_Items:_
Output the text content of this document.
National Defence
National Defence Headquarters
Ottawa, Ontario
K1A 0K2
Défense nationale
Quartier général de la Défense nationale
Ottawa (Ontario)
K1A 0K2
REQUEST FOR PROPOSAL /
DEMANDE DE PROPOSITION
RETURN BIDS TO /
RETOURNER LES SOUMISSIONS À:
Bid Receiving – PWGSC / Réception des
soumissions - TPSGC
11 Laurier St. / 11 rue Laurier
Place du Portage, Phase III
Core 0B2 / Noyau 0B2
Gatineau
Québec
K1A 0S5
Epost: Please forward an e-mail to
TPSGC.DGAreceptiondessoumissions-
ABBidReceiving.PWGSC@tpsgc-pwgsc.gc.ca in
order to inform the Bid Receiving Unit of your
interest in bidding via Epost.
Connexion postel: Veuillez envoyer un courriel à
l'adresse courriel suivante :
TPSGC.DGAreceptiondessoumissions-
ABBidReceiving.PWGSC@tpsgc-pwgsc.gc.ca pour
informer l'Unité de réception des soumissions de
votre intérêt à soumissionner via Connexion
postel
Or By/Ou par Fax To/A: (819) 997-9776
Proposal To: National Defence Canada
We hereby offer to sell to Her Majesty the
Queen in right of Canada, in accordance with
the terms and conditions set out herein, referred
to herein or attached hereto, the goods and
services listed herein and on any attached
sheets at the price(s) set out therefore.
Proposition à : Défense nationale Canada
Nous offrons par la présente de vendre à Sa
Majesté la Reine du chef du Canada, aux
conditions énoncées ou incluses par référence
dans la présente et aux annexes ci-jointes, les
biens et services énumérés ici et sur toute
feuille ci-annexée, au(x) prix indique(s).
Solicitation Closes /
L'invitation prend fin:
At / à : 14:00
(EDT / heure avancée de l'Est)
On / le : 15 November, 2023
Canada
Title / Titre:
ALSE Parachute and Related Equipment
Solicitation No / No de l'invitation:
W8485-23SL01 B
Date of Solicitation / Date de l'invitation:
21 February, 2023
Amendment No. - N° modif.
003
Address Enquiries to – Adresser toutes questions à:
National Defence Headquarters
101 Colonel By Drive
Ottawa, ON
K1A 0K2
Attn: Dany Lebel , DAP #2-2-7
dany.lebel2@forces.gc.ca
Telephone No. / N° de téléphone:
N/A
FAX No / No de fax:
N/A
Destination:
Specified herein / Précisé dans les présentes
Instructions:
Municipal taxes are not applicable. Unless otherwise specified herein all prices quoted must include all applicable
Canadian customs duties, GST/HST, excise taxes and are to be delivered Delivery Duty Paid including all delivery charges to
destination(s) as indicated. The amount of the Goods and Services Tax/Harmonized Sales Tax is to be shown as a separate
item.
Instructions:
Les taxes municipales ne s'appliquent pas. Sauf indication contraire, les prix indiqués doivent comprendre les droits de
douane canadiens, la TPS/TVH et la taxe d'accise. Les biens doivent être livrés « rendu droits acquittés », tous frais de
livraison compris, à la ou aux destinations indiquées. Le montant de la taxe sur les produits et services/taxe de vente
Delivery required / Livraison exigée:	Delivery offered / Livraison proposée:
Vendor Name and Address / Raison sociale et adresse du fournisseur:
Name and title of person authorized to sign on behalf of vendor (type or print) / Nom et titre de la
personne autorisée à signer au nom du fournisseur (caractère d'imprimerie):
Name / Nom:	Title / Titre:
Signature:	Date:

_Prompt:_ Type the material above out again, exactly.

_Problem solution:_
Output the text content of this document.
National Defence
National Defence Headquarters
Ottawa, Ontario
K1A 0K2
Défense nationale
Quartier général de la Défense nationale
Ottawa (Ontario)
K1A 0K2
REQUEST FOR PROPOSAL /
DEMANDE DE PROPOSITION
RETURN BIDS TO /
RETOURNER LES SOUMISSIONS À:
Bid Receiving – PWGSC / Réception des
soumissions - TPSGC
11 Laurier St. / 11 rue Laurier
Place du Portage, Phase III
Core 0B2 / Noyau 0B2
Gatineau
Québec
K1A 0S5
Epost: Please forward an e-mail to
TPSGC.DGAreceptiondessoumissions-
ABBidReceiving.PWGSC@tpsgc-pwgsc.gc.ca in
order to inform the Bid Receiving Unit of your
interest in bidding via Epost.
Connexion postel: Veuillez envoyer un courriel à
l'adresse courriel suivante :
TPSGC.DGAreceptiondessoumissions-
ABBidReceiving.PWGSC@tpsgc-pwgsc.gc.ca pour
informer l'Unité de réception des soumissions de
votre intérêt à soumissionner via Connexion
postel
Or By/Ou par Fax To/A: (819) 997-9776
Proposal To: National Defence Canada
We hereby offer to sell to Her Majesty the
Queen in right of Canada, in accordance with
the terms and conditions set out herein, referred
to herein or attached hereto, the goods and
services listed herein and on any attached
sheets at the price(s) set out therefore.
Proposition à : Défense nationale Canada
Nous offrons par la présente de vendre à Sa
Majesté la Reine du chef du Canada, aux
conditions énoncées ou incluses par référence
dans la présente et aux annexes ci-jointes, les
biens et services énumérés ici et sur toute
feuille ci-annexée, au(x) prix indique(s).
Solicitation Closes /
L'invitation prend fin:
At / à : 14:00
(EDT / heure avancée de l'Est)
On / le : 15 November, 2023
Canada
Title / Titre:
ALSE Parachute and Related Equipment
Solicitation No / No de l'invitation:
W8485-23SL01 B
Date of Solicitation / Date de l'invitation:
21 February, 2023
Amendment No. - N° modif.
003
Address Enquiries to – Adresser toutes questions à:
National Defence Headquarters
101 Colonel By Drive
Ottawa, ON
K1A 0K2
Attn: Dany Lebel , DAP #2-2-7
dany.lebel2@forces.gc.ca
Telephone No. / N° de téléphone:
N/A
FAX No / No de fax:
N/A
Destination:
Specified herein / Précisé dans les présentes
Instructions:
Municipal taxes are not applicable. Unless otherwise specified herein all prices quoted must include all applicable
Canadian customs duties, GST/HST, excise taxes and are to be delivered Delivery Duty Paid including all delivery charges to
destination(s) as indicated. The amount of the Goods and Services Tax/Harmonized Sales Tax is to be shown as a separate
item.
Instructions:
Les taxes municipales ne s'appliquent pas. Sauf indication contraire, les prix indiqués doivent comprendre les droits de
douane canadiens, la TPS/TVH et la taxe d'accise. Les biens doivent être livrés « rendu droits acquittés », tous frais de
livraison compris, à la ou aux destinations indiquées. Le montant de la taxe sur les produits et services/taxe de vente
Delivery required / Livraison exigée:	Delivery offered / Livraison proposée:
Vendor Name and Address / Raison sociale et adresse du fournisseur:
Name and title of person authorized to sign on behalf of vendor (type or print) / Nom et titre de la
personne autorisée à signer au nom du fournisseur (caractère d'imprimerie):
Name / Nom:	Title / Titre:
Signature:	Date:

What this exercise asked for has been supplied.